## start Provided records

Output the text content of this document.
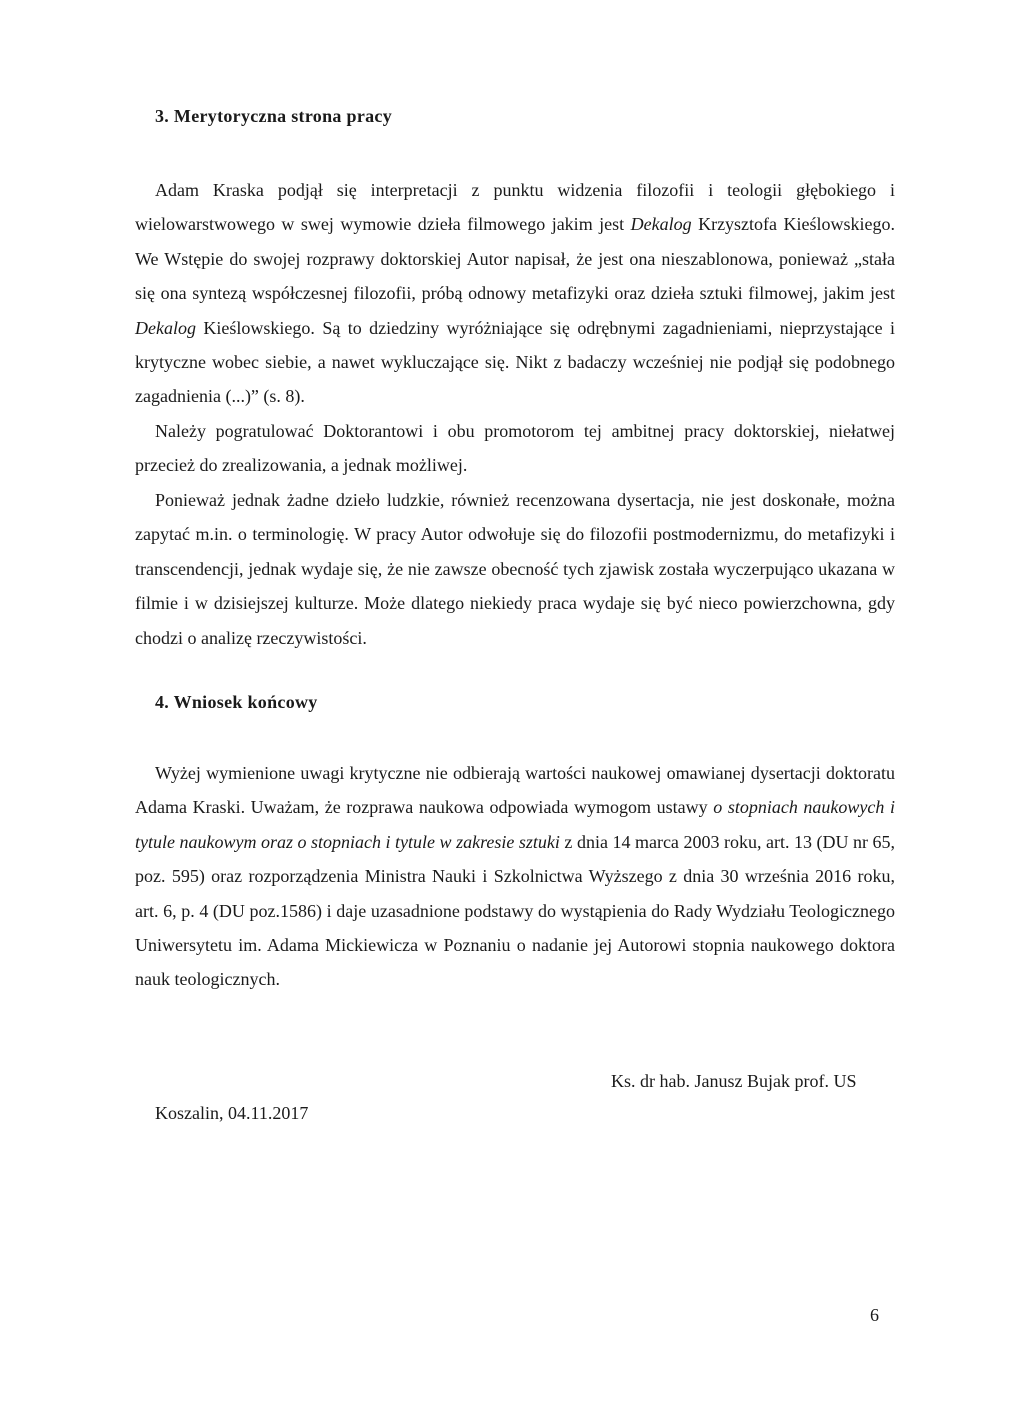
3. Merytoryczna strona pracy

Adam Kraska podjął się interpretacji z punktu widzenia filozofii i teologii głębokiego i wielowarstwowego w swej wymowie dzieła filmowego jakim jest Dekalog Krzysztofa Kieślowskiego. We Wstępie do swojej rozprawy doktorskiej Autor napisał, że jest ona nieszablonowa, ponieważ „stała się ona syntezą współczesnej filozofii, próbą odnowy metafizyki oraz dzieła sztuki filmowej, jakim jest Dekalog Kieślowskiego. Są to dziedziny wyróżniające się odrębnymi zagadnieniami, nieprzystające i krytyczne wobec siebie, a nawet wykluczające się. Nikt z badaczy wcześniej nie podjął się podobnego zagadnienia (...)” (s. 8).

Należy pogratulować Doktorantowi i obu promotorom tej ambitnej pracy doktorskiej, niełatwej przecież do zrealizowania, a jednak możliwej.

Ponieważ jednak żadne dzieło ludzkie, również recenzowana dysertacja, nie jest doskonałe, można zapytać m.in. o terminologię. W pracy Autor odwołuje się do filozofii postmodernizmu, do metafizyki i transcendencji, jednak wydaje się, że nie zawsze obecność tych zjawisk została wyczerpująco ukazana w filmie i w dzisiejszej kulturze. Może dlatego niekiedy praca wydaje się być nieco powierzchowna, gdy chodzi o analizę rzeczywistości.

4. Wniosek końcowy

Wyżej wymienione uwagi krytyczne nie odbierają wartości naukowej omawianej dysertacji doktoratu Adama Kraski. Uważam, że rozprawa naukowa odpowiada wymogom ustawy o stopniach naukowych i tytule naukowym oraz o stopniach i tytule w zakresie sztuki z dnia 14 marca 2003 roku, art. 13 (DU nr 65, poz. 595) oraz rozporządzenia Ministra Nauki i Szkolnictwa Wyższego z dnia 30 września 2016 roku, art. 6, p. 4 (DU poz.1586) i daje uzasadnione podstawy do wystąpienia do Rady Wydziału Teologicznego Uniwersytetu im. Adama Mickiewicza w Poznaniu o nadanie jej Autorowi stopnia naukowego doktora nauk teologicznych.

Ks. dr hab. Janusz Bujak prof. US
Koszalin, 04.11.2017
6
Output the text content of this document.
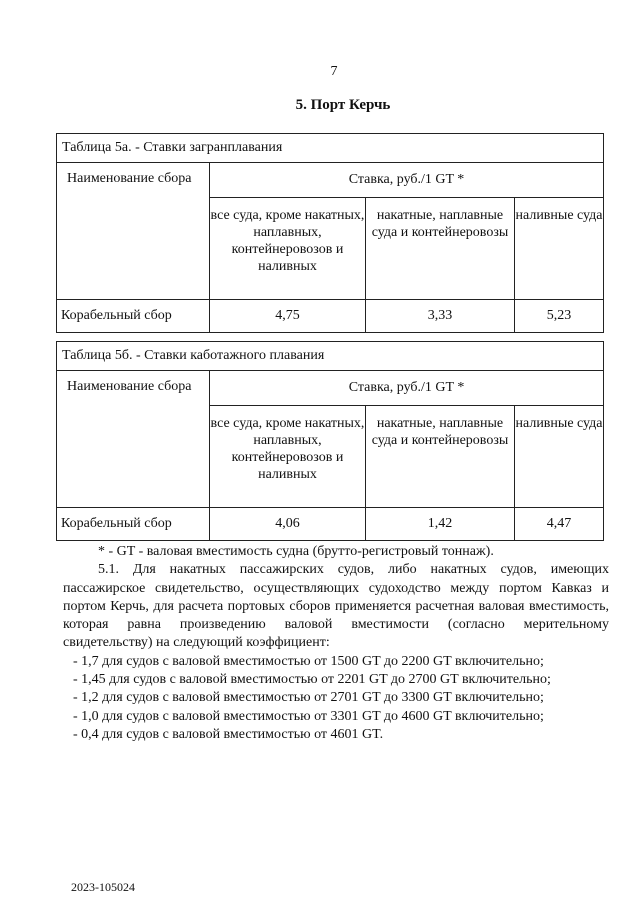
7
5. Порт Керчь
Таблица 5а. - Ставки загранплавания			
Наименование сбора	Ставка, руб./1 GT *		
	все суда, кроме накатных, наплавных, контейнеровозов и наливных	накатные, наплавные суда и контейнеровозы	наливные суда
Корабельный сбор	4,75	3,33	5,23
Таблица 5б. - Ставки каботажного плавания			
Наименование сбора	Ставка, руб./1 GT *		
	все суда, кроме накатных, наплавных, контейнеровозов и наливных	накатные, наплавные суда и контейнеровозы	наливные суда
Корабельный сбор	4,06	1,42	4,47

* - GT - валовая вместимость судна (брутто-регистровый тоннаж).

5.1. Для накатных пассажирских судов, либо накатных судов, имеющих пассажирское свидетельство, осуществляющих судоходство между портом Кавказ и портом Керчь, для расчета портовых сборов применяется расчетная валовая вместимость, которая равна произведению валовой вместимости (согласно мерительному свидетельству) на следующий коэффициент:

- 1,7 для судов с валовой вместимостью от 1500 GT до 2200 GT включительно;
- 1,45 для судов с валовой вместимостью от 2201 GT до 2700 GT включительно;
- 1,2 для судов с валовой вместимостью от 2701 GT до 3300 GT включительно;
- 1,0 для судов с валовой вместимостью от 3301 GT до 4600 GT включительно;
- 0,4 для судов с валовой вместимостью от 4601 GT.
2023-105024
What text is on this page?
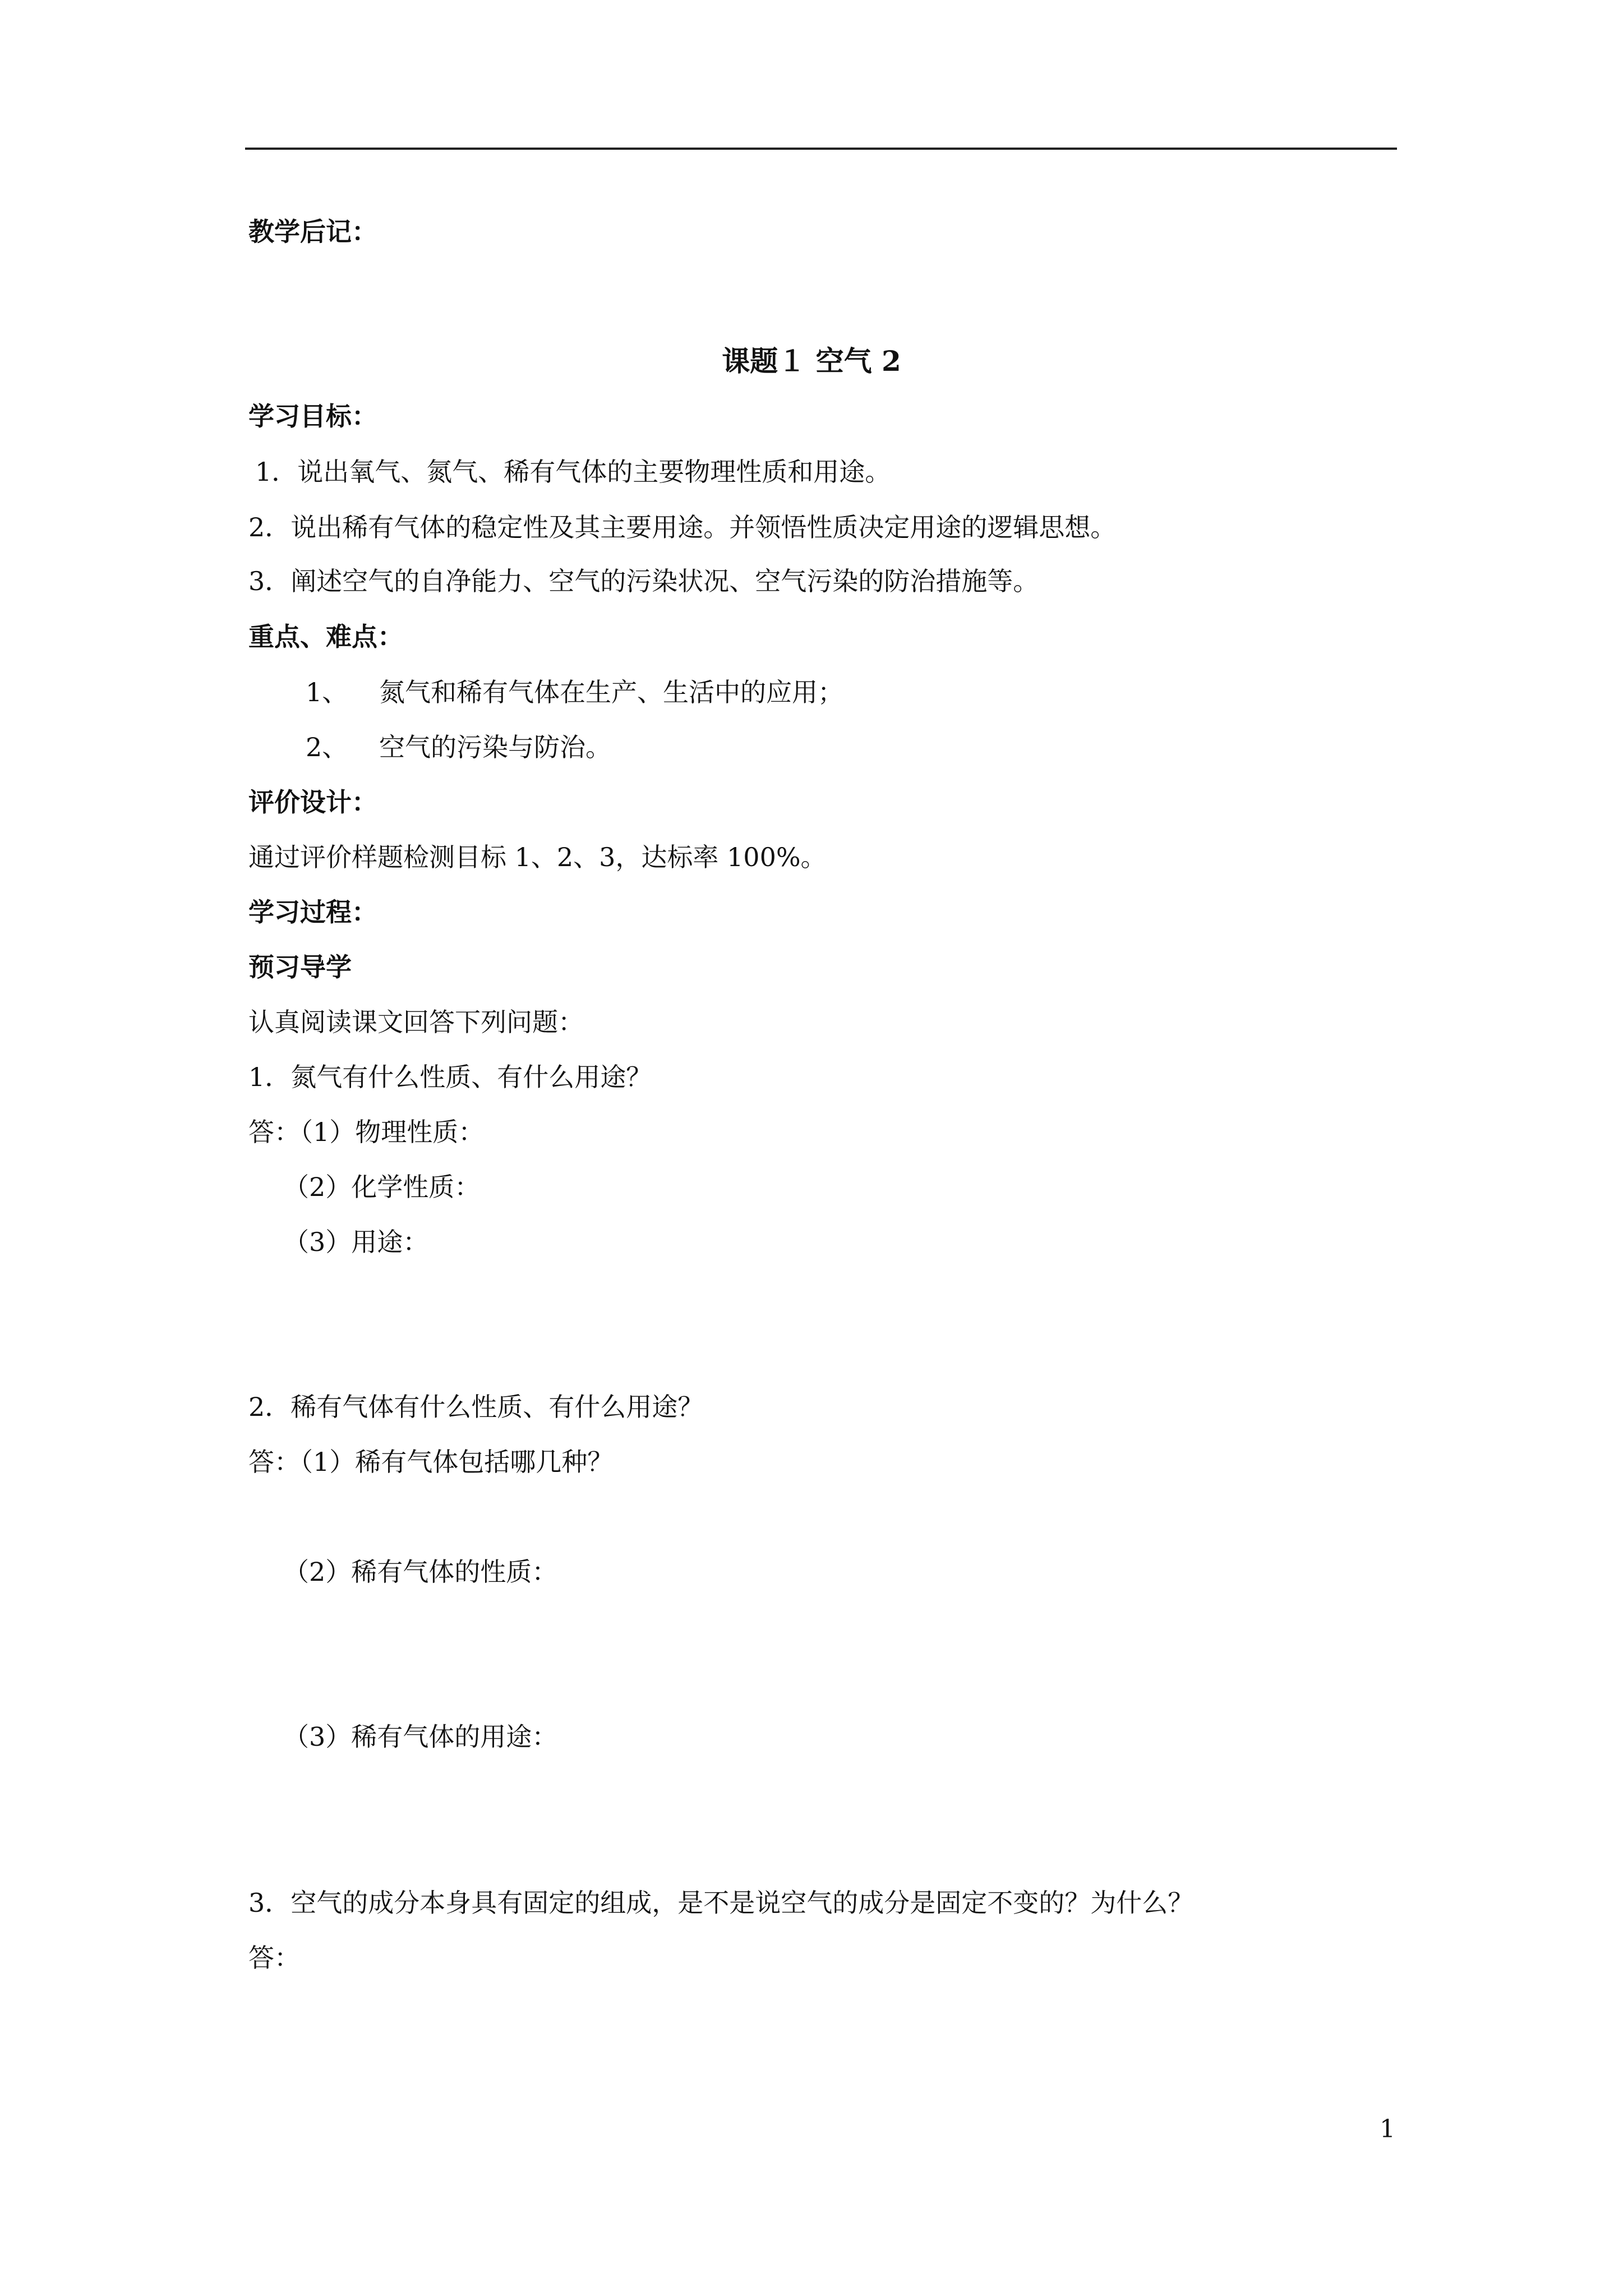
教学后记：
课题１ 空气 2
学习目标：
1．说出氧气、氮气、稀有气体的主要物理性质和用途。
2．说出稀有气体的稳定性及其主要用途。并领悟性质决定用途的逻辑思想。
3．阐述空气的自净能力、空气的污染状况、空气污染的防治措施等。
重点、难点：
1、 氮气和稀有气体在生产、生活中的应用；
2、 空气的污染与防治。
评价设计：
通过评价样题检测目标 1、2、3，达标率 100%。
学习过程：
预习导学
认真阅读课文回答下列问题：
1．氮气有什么性质、有什么用途？
答：（1）物理性质：
（2）化学性质：
（3）用途：
2．稀有气体有什么性质、有什么用途？
答：（1）稀有气体包括哪几种？
（2）稀有气体的性质：
（3）稀有气体的用途：
3．空气的成分本身具有固定的组成，是不是说空气的成分是固定不变的？为什么？
答：
1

## end Provided records

Every line that holds the string "Корабельный" should be returned.

Корабельный сбор	4,75	3,33	5,23
Корабельный сбор	4,06	1,42	4,47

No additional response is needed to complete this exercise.